■ Work required:
Only the number is wanted: how many lines contain the string "will"?

(Data extracted from a collection)
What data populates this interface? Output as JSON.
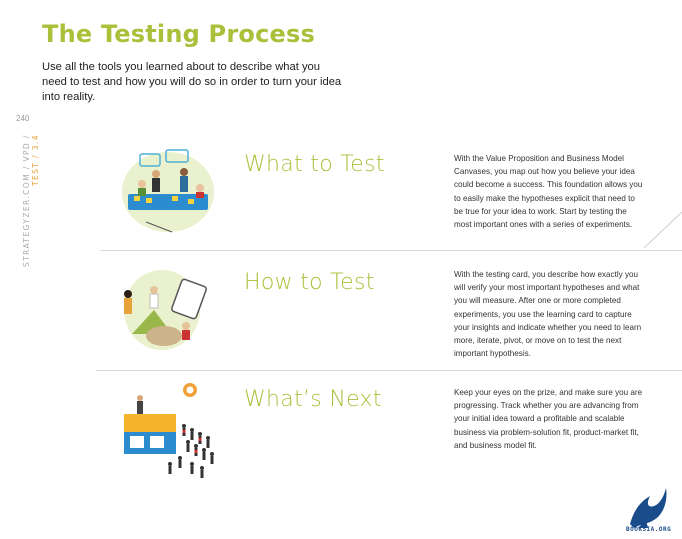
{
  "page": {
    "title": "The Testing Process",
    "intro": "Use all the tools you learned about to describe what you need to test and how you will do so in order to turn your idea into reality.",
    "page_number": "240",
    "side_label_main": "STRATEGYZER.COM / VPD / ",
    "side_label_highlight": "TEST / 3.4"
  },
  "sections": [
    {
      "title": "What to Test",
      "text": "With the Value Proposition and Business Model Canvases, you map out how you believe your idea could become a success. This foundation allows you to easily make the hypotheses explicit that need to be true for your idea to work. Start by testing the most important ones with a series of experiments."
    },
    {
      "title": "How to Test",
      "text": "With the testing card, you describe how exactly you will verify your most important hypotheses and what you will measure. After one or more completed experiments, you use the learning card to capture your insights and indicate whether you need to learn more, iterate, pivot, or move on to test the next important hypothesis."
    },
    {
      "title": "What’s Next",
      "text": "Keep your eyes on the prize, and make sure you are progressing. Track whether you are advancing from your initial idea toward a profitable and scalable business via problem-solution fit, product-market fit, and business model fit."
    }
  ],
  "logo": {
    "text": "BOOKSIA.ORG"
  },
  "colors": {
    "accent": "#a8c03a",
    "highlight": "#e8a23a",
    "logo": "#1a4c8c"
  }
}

--

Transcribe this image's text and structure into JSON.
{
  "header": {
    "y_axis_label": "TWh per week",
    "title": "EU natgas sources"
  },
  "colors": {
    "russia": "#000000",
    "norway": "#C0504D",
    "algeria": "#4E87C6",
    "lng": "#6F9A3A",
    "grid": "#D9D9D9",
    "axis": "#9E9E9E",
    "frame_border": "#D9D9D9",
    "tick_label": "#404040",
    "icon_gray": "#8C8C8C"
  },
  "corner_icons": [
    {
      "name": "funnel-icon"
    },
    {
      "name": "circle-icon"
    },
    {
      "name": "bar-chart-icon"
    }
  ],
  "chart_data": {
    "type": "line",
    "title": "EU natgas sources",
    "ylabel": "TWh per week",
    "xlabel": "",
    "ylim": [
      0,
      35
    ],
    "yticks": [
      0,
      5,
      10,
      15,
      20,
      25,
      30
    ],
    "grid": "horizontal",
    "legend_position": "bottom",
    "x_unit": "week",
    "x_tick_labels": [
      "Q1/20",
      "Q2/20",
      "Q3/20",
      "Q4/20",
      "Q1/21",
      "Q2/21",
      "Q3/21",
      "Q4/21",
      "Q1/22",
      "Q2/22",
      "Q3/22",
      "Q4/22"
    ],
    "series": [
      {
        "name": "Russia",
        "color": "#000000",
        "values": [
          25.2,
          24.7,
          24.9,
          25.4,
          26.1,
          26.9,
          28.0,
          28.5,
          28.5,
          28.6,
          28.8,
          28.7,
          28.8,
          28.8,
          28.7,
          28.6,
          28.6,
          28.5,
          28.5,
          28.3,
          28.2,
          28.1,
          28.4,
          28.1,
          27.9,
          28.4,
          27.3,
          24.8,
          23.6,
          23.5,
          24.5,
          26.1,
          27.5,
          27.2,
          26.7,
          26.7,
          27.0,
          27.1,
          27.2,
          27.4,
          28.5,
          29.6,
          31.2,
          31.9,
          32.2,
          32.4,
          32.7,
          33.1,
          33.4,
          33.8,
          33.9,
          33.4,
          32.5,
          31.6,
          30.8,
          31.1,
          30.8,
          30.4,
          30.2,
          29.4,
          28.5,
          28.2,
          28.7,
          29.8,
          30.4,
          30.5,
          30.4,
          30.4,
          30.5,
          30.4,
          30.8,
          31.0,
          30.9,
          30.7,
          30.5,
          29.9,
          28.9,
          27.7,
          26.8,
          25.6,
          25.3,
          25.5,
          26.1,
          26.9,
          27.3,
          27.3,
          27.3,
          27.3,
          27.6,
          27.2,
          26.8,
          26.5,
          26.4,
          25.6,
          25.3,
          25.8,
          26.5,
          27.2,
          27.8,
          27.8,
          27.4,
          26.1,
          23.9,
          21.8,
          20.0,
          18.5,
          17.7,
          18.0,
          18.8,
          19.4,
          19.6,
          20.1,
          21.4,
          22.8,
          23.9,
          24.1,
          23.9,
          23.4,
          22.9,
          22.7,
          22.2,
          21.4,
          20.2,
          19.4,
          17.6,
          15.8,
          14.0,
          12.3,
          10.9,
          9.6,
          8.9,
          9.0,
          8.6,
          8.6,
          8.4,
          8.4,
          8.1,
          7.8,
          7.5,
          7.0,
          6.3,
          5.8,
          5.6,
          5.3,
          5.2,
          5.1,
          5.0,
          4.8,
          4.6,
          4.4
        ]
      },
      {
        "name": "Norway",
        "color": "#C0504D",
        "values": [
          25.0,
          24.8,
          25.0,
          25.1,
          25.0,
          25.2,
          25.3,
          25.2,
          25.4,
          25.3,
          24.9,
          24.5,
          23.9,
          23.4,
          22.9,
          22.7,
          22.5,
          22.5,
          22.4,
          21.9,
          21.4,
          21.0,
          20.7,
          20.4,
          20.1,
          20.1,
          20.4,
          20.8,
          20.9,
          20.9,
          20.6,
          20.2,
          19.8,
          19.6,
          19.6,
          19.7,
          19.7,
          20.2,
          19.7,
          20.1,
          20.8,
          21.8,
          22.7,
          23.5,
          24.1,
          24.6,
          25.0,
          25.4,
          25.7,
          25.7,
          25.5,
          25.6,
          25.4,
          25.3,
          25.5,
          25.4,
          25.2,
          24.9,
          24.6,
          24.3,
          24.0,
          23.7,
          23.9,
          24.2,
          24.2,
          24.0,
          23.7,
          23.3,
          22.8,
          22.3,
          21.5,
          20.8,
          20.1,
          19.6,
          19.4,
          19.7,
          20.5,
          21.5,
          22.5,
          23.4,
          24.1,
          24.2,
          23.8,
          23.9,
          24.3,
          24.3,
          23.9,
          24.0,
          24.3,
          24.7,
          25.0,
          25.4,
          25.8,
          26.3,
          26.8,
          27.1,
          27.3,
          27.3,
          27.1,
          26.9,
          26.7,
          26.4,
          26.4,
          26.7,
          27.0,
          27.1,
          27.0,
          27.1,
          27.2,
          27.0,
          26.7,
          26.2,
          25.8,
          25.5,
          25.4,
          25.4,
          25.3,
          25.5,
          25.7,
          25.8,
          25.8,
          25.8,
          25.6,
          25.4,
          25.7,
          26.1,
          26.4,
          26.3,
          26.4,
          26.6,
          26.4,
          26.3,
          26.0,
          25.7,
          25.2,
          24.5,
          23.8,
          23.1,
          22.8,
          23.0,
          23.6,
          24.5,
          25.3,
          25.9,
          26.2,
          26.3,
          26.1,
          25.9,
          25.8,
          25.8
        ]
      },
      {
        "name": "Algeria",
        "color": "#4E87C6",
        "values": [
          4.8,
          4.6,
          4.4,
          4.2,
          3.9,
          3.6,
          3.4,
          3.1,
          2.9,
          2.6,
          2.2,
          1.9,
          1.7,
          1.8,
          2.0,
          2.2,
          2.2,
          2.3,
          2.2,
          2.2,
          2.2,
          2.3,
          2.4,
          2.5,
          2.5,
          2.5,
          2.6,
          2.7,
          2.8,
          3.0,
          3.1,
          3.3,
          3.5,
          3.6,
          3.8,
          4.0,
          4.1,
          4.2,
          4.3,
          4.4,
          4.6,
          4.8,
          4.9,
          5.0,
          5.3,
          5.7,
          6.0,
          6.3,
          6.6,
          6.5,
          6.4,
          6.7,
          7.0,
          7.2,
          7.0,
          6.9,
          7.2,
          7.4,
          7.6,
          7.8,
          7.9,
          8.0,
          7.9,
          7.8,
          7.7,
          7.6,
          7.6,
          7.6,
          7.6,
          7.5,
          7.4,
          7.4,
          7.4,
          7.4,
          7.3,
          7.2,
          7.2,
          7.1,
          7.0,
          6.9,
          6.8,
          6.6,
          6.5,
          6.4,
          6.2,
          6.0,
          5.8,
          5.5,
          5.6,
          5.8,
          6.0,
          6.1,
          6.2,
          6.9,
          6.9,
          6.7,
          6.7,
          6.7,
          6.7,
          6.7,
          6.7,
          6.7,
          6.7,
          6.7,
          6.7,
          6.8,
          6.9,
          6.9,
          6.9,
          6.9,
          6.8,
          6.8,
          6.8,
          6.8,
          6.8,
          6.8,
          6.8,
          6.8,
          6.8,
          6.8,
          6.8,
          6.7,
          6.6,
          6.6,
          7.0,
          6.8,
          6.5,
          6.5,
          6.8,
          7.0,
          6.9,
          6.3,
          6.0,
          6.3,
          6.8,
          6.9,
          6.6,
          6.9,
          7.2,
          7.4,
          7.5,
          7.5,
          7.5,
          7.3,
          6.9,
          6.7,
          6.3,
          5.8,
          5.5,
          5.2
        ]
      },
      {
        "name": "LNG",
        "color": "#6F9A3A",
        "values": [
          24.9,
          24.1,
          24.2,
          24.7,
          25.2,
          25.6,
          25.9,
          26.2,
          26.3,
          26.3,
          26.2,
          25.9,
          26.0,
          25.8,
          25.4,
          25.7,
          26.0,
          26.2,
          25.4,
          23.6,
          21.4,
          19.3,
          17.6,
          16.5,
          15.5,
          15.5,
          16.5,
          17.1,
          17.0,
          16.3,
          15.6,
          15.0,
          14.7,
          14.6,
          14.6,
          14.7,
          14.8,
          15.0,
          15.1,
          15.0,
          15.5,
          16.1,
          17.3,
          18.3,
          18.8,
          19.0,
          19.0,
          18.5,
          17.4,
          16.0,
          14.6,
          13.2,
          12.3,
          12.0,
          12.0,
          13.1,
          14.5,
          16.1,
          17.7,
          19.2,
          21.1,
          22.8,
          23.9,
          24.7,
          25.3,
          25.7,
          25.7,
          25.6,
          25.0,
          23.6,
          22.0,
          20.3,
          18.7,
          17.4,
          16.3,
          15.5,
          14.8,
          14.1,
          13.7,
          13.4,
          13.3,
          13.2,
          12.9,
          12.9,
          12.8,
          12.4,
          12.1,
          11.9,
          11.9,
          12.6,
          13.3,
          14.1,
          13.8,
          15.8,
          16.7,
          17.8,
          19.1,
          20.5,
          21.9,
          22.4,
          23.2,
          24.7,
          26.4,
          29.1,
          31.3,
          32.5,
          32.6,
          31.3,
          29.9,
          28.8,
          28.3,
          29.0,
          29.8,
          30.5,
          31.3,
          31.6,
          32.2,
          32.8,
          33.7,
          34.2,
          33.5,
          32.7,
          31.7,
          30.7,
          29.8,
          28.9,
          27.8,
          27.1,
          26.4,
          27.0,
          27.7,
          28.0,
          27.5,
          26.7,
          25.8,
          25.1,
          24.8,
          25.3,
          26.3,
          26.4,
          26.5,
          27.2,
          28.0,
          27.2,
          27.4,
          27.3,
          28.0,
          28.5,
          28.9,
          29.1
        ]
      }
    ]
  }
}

---

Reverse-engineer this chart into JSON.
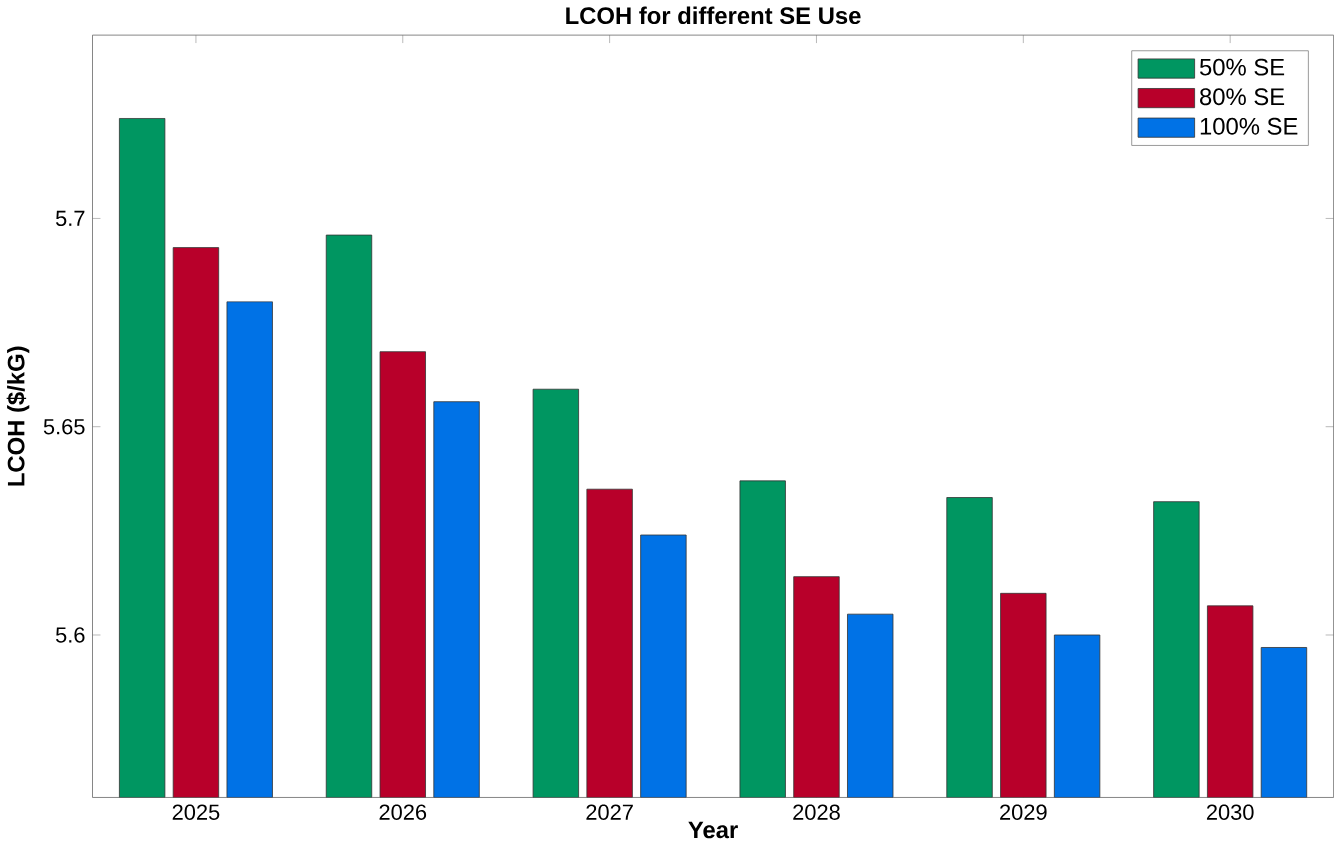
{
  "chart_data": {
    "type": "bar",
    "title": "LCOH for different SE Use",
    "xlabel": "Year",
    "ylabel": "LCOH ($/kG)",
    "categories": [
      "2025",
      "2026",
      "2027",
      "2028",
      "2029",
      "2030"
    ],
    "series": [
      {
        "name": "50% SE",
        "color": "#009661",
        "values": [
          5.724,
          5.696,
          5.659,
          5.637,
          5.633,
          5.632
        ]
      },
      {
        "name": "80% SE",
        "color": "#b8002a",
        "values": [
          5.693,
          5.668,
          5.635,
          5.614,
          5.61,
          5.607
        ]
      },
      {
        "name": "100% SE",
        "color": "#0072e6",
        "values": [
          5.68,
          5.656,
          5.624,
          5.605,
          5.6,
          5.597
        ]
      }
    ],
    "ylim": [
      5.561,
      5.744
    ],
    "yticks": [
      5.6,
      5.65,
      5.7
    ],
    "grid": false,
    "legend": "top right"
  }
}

■ Answer to the problem:
2